### OBJECTIVES
**1.** In the passage on laws and Christianity, reproduce the wording starting with "The highly overstated" and going on through "relation to reality).".
**2.** According to the passage on laws and Christianity, blasphemy in the UK is a crime only when it concerns which religion?
**3.** Continue the passage on laws and Christianity, starting after its final sentence.
### TEXT PASSAGE ###
The highly overstated – i refer you to the fact that in the language of the time (and indeed, our own, to a much lesser degree), “God” did not necessarily refer to Yahweh, it was often used to express the abstract idea of nature’s awe inspiring qualities – fact that some of the United States laws are based on certain aspects of Christianity lends no validity WHATSOEVER to the logic behind any laws that are based on the ‘unquestionable’ moral assertions in an internally inconsistent folk history of the middle east (this is by definition an accurate classification – i do not in this instance argue for the books inaccuracy in relation to reality).

Laws in the UK were based much more heavily on Christian dogma, so that’s why it’s still a crime to blaspheme there – but ONLY about Christianity, anything negative about Buddha, Krishna, Shiva, Thor, that’s perfectly legal. (This law has not been enforced in a long time, to my very limited knowledge) Under your argument (as I understand it), that absurd law is acceptable because that’s the way the legal system began?
### INFORMATION SHOWN ###
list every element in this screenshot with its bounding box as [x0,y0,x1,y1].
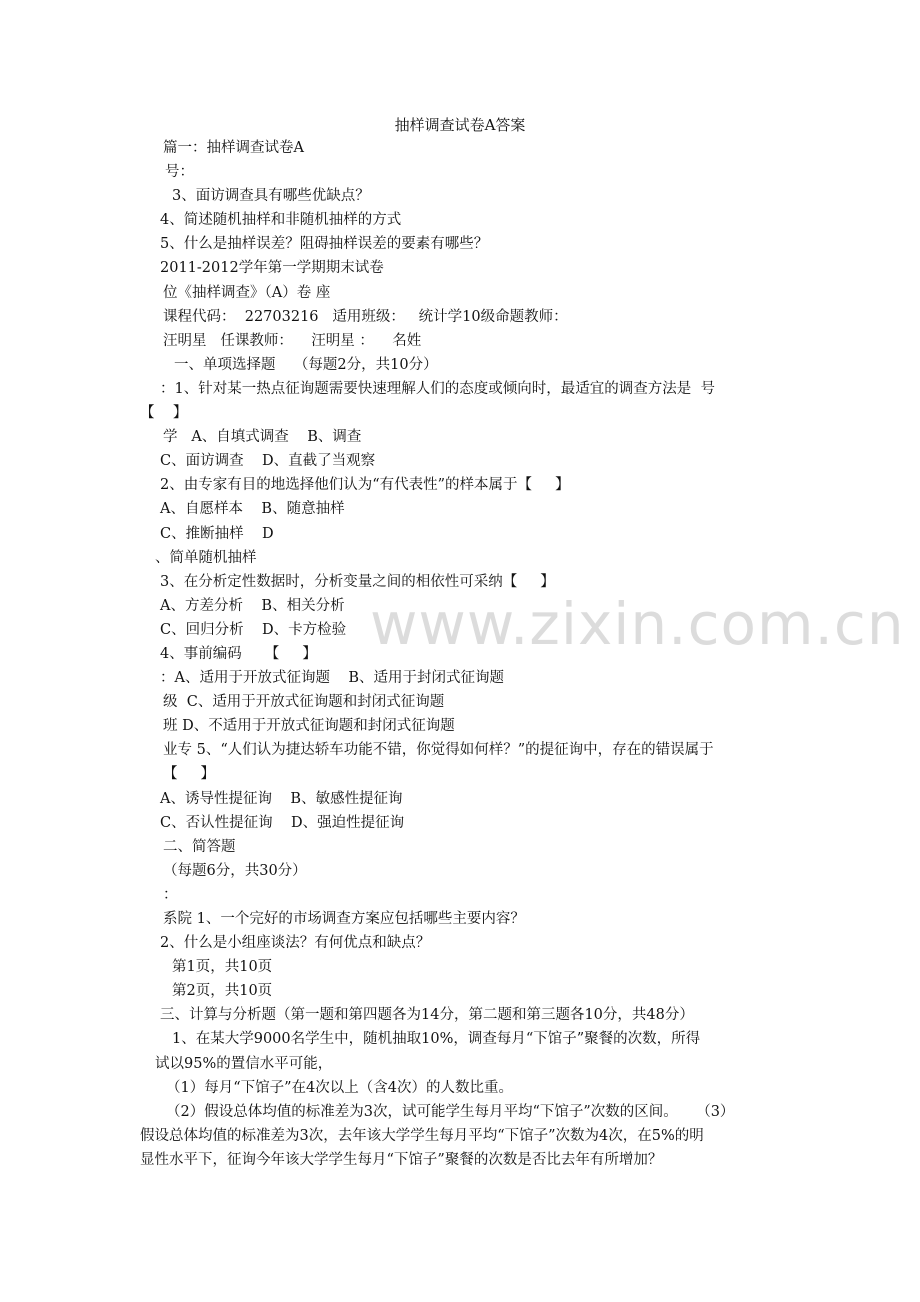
###
### ANSWERS TO THE TASKS
**1.**
The highly overstated – i refer you to the fact that in the language of the time (and indeed, our own, to a much lesser degree), “God” did not necessarily refer to Yahweh, it was often used to express the abstract idea of nature’s awe inspiring qualities – fact that some of the United States laws are based on certain aspects of Christianity lends no validity WHATSOEVER to the logic behind any laws that are based on the ‘unquestionable’ moral assertions in an internally inconsistent folk history of the middle east (this is by definition an accurate classification – i do not in this instance argue for the books inaccuracy in relation to reality).

**2.** Christianity.

**3.**
That seems to me to be a dangerous mix of an appeal to tradition (“…so it’s not like this is a new trend or anything”, “The country was founded on the principle that religion and government should be separate, but it’s NEVER been.”) and ecumenism.

You bring up a point that I think is a conceptual problem is discussions about many things in our (the United States in my case; i defer to people living in different countries as to the local applicability) culture. The problem is the dramatic overuse of dichotomies when interpreting information. (“I just find it funny that people on the other side of the fence often see things just as one sided as they proclaim the others do.”) I am not on the side of a fence, heckling Christianity because of personal dislike for it’s mythology or symbols. What DOES bother me is when the facts – that abstinence-only sex-ed does not help and most likely (i do not say definitely, being intellectually dishonest in that manner is an insult) worsens it by a significant amount – are superseded by PERSONAL conceptions about right and wrong. As they are with her on this issue, and the current president’s administration.

Surely we can agree that the pain and suffering that the spread of STD’s cause is a bad (evil, if you prefer. i do not) thing. The decision to ignore information because it disagrees with your (Palin’s) dogma is disgusting. That is my point.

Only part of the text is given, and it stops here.